Stored entries:
-- start --

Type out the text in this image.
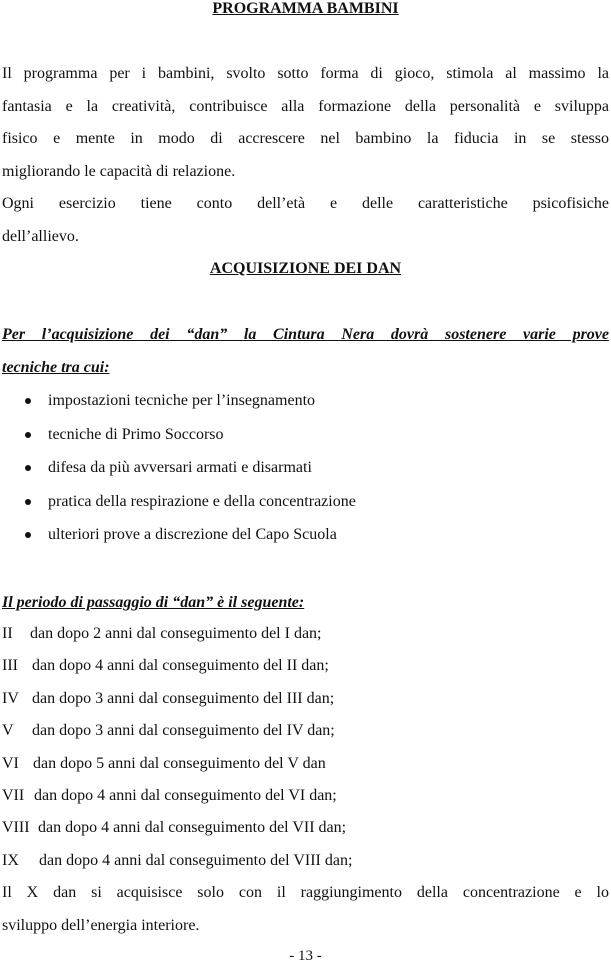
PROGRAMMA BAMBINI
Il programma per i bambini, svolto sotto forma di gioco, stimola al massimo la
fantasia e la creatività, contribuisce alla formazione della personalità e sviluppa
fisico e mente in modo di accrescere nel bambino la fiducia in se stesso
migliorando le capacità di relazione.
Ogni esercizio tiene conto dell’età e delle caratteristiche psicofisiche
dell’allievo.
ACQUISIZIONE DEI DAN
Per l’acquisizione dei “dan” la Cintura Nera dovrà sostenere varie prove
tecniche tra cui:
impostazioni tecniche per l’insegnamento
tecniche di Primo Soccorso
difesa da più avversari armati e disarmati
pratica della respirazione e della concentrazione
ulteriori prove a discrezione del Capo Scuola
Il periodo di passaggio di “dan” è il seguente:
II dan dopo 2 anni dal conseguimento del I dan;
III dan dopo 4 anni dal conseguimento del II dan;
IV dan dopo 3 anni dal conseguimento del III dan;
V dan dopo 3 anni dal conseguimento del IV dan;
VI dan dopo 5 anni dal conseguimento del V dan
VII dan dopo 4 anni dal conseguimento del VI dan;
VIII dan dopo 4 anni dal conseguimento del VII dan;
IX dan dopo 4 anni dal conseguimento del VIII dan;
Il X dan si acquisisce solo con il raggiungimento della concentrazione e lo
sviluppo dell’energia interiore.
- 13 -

-- end --
-- start --

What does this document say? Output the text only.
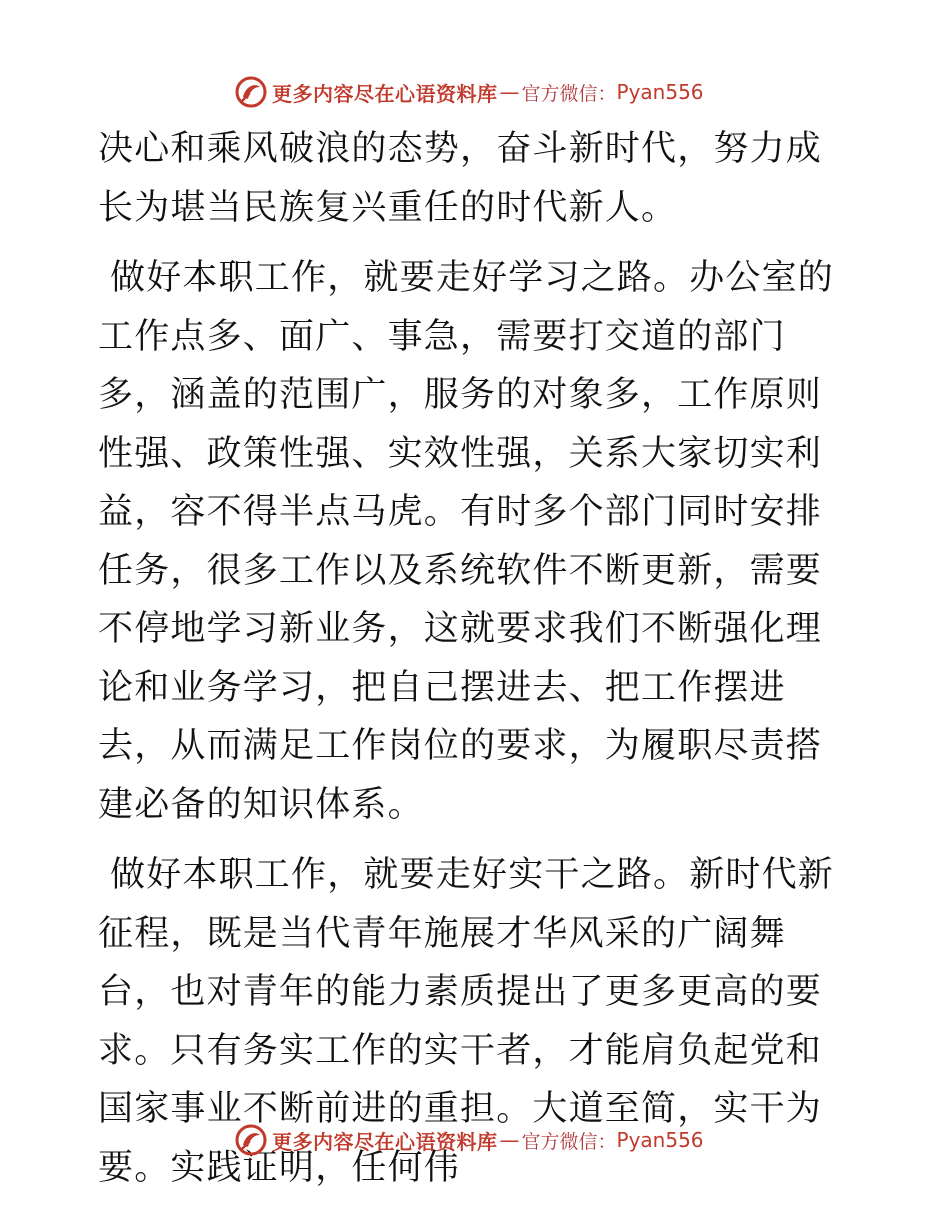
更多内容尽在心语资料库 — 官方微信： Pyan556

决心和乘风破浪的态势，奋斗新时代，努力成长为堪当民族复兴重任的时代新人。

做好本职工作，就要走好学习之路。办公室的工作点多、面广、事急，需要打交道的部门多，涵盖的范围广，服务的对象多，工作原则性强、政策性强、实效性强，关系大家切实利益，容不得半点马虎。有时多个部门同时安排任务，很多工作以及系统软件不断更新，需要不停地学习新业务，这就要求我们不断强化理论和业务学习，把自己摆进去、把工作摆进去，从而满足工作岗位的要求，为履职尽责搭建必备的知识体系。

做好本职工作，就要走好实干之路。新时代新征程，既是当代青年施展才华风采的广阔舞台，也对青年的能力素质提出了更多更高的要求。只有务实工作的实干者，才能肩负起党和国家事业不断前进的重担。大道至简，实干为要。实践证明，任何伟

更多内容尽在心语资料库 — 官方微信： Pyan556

-- end --
-- start --

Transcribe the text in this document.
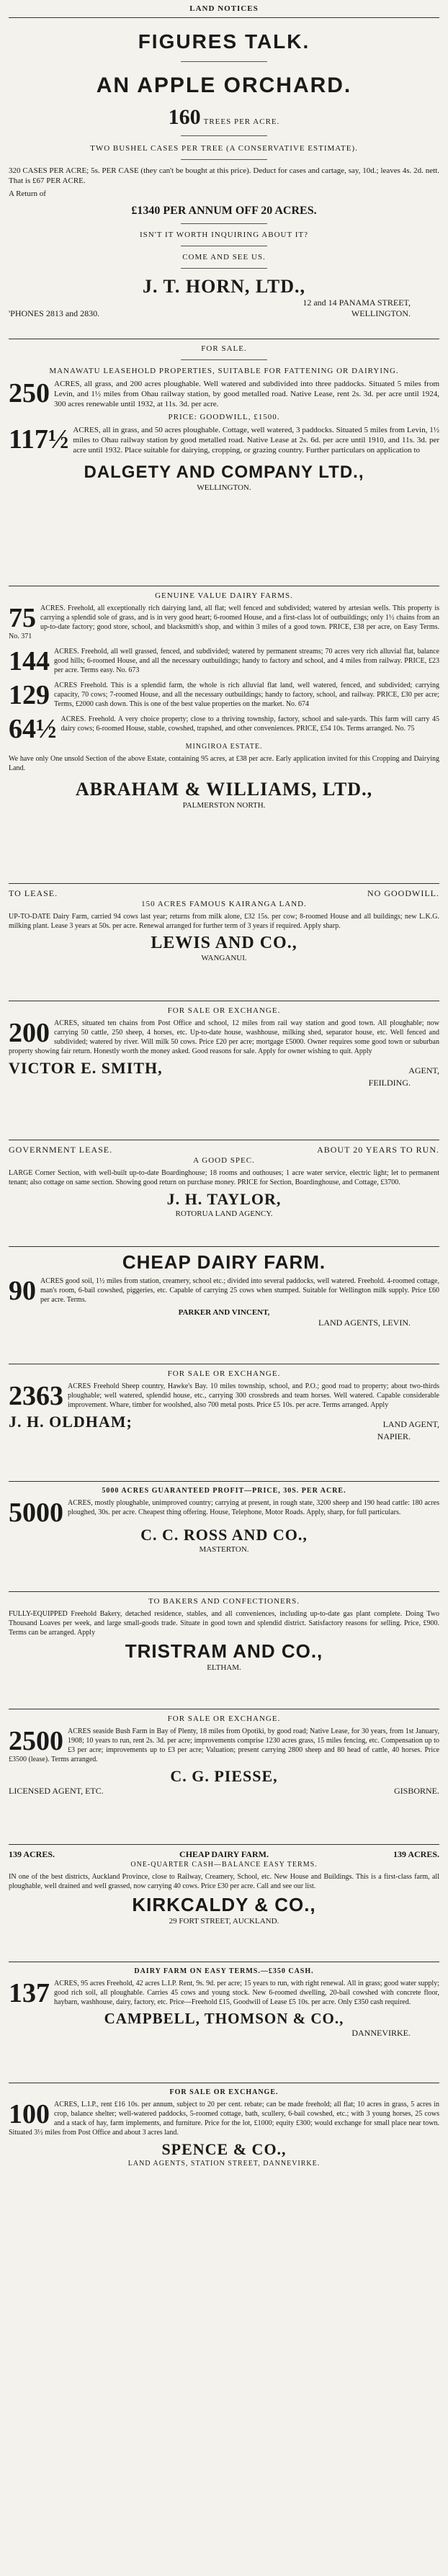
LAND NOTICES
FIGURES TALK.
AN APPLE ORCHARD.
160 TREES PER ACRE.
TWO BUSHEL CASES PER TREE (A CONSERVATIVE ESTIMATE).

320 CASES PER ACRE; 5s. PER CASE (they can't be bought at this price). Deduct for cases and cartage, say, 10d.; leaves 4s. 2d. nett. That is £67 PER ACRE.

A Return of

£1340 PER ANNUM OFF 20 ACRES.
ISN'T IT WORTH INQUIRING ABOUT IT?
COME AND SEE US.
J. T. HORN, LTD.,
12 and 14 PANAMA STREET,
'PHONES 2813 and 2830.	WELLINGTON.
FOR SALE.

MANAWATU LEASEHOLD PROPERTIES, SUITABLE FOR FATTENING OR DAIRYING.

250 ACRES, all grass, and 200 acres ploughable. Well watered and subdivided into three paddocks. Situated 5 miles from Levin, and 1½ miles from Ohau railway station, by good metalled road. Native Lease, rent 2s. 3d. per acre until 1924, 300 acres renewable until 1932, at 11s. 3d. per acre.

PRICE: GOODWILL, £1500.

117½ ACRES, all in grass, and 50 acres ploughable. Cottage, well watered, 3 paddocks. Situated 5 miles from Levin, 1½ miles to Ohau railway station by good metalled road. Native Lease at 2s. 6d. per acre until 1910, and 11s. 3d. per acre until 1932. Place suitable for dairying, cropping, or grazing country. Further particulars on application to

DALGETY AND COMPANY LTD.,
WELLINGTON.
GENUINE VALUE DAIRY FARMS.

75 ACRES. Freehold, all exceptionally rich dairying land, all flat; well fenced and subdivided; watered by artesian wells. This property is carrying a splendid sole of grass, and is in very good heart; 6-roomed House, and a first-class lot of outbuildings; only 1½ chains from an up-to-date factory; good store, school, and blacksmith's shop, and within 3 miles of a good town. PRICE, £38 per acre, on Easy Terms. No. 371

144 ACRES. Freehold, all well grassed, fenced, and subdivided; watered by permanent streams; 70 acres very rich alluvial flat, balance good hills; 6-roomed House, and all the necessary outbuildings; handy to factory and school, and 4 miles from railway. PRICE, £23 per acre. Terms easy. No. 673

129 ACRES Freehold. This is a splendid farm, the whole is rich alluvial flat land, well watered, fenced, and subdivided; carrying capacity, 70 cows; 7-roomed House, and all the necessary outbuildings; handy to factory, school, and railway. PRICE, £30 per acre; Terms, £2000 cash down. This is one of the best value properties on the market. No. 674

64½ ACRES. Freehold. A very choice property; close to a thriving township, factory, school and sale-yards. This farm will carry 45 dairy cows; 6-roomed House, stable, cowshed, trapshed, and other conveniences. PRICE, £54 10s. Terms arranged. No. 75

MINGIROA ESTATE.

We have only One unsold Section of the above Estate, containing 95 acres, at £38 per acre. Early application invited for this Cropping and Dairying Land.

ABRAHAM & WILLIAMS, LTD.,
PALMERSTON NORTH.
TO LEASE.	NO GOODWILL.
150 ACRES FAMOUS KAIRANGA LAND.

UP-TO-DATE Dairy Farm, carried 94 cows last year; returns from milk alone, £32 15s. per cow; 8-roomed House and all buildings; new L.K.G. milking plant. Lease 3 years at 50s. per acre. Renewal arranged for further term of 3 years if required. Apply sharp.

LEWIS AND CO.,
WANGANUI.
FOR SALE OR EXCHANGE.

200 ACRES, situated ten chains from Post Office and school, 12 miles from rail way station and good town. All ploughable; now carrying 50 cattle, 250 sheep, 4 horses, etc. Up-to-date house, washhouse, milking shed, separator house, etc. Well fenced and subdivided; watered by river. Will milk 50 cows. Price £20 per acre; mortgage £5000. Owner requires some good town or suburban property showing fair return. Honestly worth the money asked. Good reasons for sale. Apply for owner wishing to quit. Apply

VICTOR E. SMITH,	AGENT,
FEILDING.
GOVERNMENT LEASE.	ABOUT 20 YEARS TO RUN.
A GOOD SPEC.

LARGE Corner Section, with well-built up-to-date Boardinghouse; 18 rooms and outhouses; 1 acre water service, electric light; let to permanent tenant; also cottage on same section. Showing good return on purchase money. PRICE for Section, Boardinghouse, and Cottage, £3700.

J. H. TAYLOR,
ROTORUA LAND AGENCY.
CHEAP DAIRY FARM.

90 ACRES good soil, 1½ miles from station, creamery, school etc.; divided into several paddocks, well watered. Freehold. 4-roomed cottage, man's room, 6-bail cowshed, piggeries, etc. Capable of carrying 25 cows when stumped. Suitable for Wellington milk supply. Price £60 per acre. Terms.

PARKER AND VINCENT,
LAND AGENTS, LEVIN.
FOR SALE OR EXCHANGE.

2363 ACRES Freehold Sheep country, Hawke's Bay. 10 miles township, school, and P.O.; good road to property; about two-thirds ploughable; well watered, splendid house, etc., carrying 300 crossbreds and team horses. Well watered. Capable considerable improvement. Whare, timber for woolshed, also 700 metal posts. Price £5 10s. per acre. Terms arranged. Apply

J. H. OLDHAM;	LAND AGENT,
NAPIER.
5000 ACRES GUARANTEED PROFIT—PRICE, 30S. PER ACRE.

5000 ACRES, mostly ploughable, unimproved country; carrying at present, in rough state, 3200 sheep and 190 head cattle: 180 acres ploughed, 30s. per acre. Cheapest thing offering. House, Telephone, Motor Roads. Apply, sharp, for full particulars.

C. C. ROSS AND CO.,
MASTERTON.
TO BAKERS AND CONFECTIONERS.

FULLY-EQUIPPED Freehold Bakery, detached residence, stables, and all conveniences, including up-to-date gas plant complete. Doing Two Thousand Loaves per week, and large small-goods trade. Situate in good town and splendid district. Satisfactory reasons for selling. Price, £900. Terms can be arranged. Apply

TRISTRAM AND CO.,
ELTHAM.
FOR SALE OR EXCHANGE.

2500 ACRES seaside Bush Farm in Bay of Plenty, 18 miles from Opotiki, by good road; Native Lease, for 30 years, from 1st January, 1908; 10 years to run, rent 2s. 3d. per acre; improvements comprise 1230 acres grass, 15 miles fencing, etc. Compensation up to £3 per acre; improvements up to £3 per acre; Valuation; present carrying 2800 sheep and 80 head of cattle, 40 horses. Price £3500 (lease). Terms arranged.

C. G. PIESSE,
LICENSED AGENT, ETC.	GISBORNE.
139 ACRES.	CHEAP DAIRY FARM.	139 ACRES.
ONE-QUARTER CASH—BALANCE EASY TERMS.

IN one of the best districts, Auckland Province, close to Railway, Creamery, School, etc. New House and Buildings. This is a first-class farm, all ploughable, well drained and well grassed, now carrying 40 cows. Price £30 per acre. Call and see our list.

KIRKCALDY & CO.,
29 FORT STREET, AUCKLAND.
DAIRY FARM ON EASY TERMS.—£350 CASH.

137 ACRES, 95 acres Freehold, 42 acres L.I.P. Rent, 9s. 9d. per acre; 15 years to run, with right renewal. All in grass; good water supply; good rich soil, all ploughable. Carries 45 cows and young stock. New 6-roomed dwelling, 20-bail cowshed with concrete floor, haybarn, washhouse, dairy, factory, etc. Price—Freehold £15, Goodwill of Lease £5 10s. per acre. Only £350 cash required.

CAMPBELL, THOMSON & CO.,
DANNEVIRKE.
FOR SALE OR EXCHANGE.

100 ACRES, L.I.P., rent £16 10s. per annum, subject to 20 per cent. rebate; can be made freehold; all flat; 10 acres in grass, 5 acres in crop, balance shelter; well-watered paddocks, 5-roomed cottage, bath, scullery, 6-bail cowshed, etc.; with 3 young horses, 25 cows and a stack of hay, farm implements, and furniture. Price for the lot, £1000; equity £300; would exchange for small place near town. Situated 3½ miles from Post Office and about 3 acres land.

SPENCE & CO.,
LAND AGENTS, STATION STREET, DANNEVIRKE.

-- end --

Required work – Pick out every line of the listing containing the word "tecniche", and show those lines.

Full response –
tecniche tra cui:
impostazioni tecniche per l’insegnamento
tecniche di Primo Soccorso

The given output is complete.